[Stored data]
=-=-=-=-=

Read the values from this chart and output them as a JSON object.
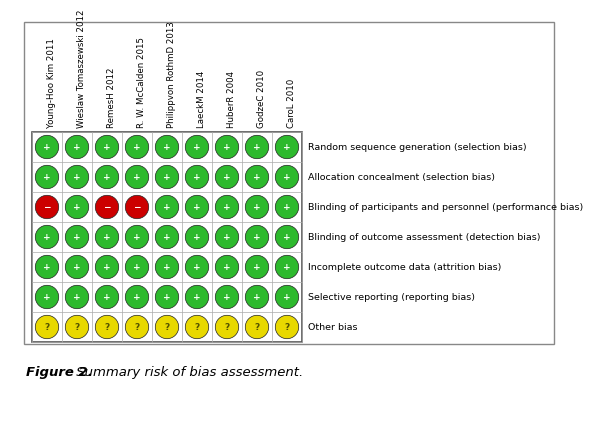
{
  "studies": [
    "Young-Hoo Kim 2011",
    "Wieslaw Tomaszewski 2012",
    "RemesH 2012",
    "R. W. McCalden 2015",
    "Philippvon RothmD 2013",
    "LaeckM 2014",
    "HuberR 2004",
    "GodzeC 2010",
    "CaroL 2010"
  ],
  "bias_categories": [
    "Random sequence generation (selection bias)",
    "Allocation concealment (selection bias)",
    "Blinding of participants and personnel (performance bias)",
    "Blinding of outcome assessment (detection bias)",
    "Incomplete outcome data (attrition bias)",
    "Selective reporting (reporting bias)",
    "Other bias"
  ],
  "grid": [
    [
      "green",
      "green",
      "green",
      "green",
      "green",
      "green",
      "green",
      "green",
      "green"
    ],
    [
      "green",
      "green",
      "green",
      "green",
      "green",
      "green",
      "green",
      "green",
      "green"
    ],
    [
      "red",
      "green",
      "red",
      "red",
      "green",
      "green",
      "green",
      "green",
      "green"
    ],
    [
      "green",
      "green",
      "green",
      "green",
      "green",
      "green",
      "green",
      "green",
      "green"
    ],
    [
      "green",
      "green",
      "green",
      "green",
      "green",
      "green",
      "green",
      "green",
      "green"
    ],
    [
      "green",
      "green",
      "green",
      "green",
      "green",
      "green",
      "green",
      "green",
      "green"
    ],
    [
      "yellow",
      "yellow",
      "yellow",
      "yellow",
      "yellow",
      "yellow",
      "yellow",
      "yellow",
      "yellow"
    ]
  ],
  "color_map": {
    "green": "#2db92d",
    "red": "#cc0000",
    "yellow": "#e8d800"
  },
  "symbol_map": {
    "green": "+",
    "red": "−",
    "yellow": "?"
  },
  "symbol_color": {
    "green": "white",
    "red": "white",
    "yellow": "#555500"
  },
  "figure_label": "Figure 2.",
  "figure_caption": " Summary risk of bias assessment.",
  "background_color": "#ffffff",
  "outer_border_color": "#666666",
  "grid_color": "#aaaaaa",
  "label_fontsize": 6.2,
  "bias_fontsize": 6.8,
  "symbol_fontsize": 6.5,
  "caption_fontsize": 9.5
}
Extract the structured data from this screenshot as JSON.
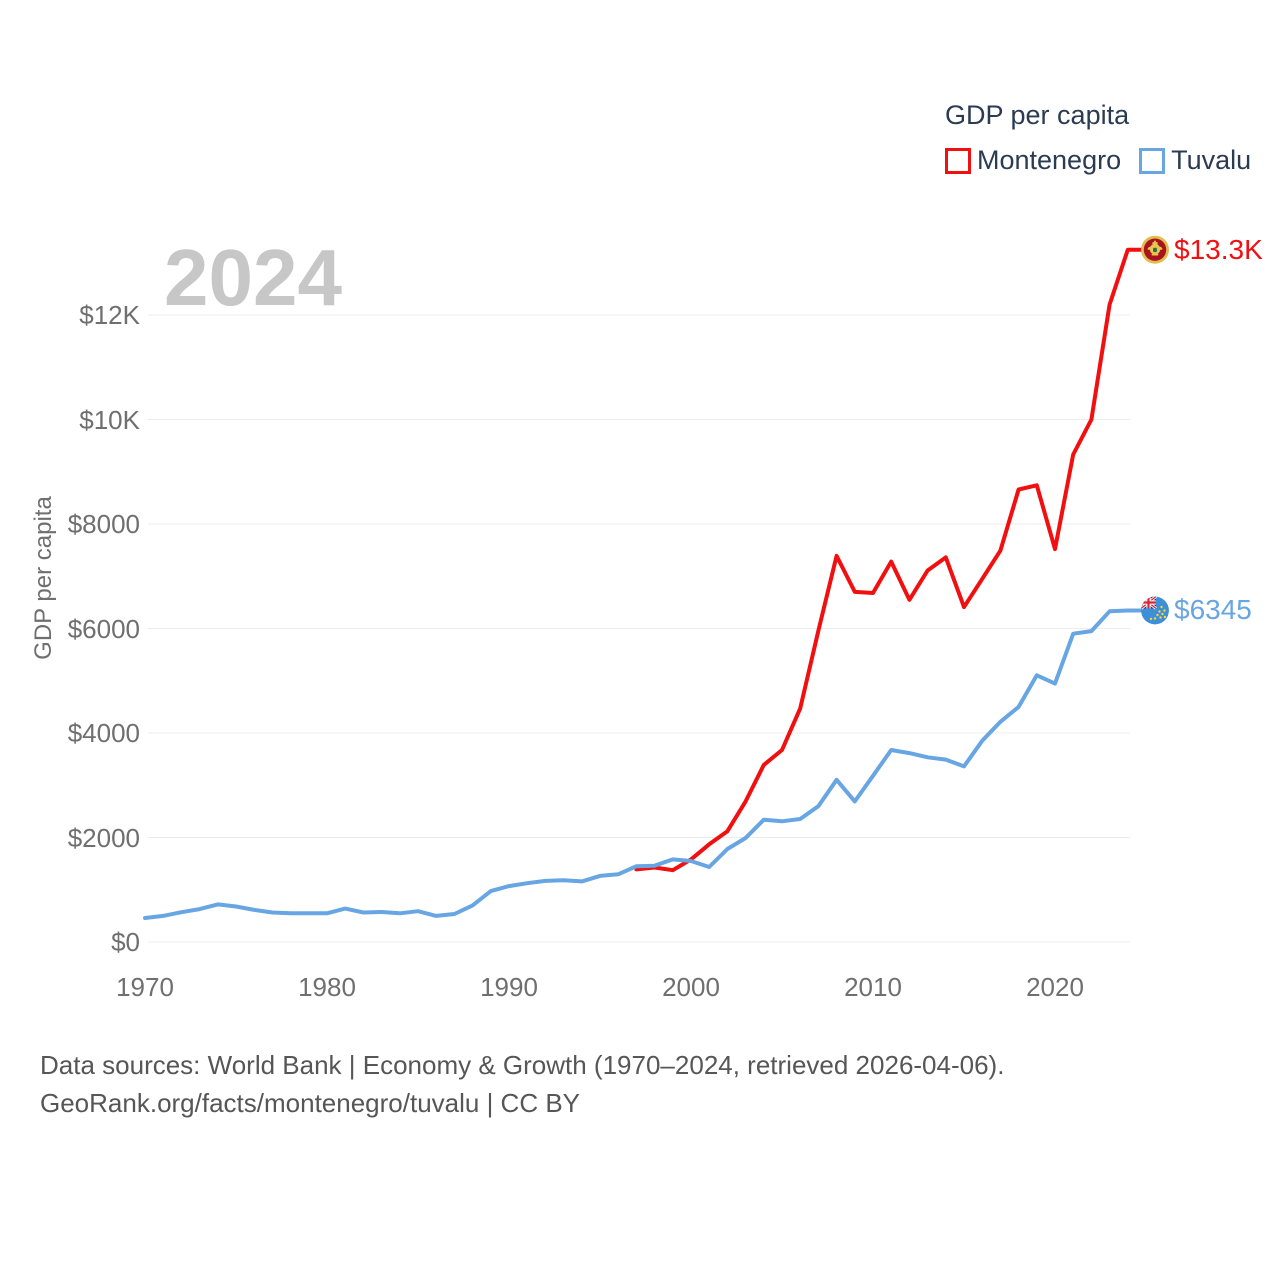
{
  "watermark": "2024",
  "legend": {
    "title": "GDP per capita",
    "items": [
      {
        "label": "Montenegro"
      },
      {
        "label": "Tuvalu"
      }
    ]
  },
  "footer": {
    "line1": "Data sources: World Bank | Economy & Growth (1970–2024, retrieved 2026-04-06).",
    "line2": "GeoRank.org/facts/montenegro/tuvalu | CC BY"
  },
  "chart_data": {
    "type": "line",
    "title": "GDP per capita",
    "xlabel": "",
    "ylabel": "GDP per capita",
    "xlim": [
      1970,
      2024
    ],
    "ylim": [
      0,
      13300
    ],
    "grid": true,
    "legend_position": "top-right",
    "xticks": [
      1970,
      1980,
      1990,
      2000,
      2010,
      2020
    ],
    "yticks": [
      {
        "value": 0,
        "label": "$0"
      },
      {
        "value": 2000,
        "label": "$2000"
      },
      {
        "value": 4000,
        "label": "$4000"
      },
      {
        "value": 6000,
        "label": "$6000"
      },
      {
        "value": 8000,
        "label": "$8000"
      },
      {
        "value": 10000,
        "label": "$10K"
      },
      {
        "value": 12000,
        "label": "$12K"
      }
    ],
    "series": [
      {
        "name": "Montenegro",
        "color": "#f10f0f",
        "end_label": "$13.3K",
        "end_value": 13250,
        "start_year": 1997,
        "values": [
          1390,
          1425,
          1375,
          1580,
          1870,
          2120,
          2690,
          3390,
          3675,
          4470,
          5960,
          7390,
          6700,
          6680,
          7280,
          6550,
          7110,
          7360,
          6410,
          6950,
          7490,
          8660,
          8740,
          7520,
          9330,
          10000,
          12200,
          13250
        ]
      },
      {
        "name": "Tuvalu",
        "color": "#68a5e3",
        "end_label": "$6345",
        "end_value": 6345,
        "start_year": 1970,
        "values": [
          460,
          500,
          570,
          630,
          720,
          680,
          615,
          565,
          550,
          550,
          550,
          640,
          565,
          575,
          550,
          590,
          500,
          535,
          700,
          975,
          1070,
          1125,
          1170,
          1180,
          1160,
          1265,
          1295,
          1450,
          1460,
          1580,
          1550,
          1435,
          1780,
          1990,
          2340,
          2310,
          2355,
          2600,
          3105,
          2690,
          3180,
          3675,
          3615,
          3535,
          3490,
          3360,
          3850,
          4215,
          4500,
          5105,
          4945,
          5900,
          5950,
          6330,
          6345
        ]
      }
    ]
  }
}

=-=-=-=-=

→ EXERCISE DESCRIPTION: State how many lines of the records above contain the word "this", and give only that number.

→ THE RESULT: 2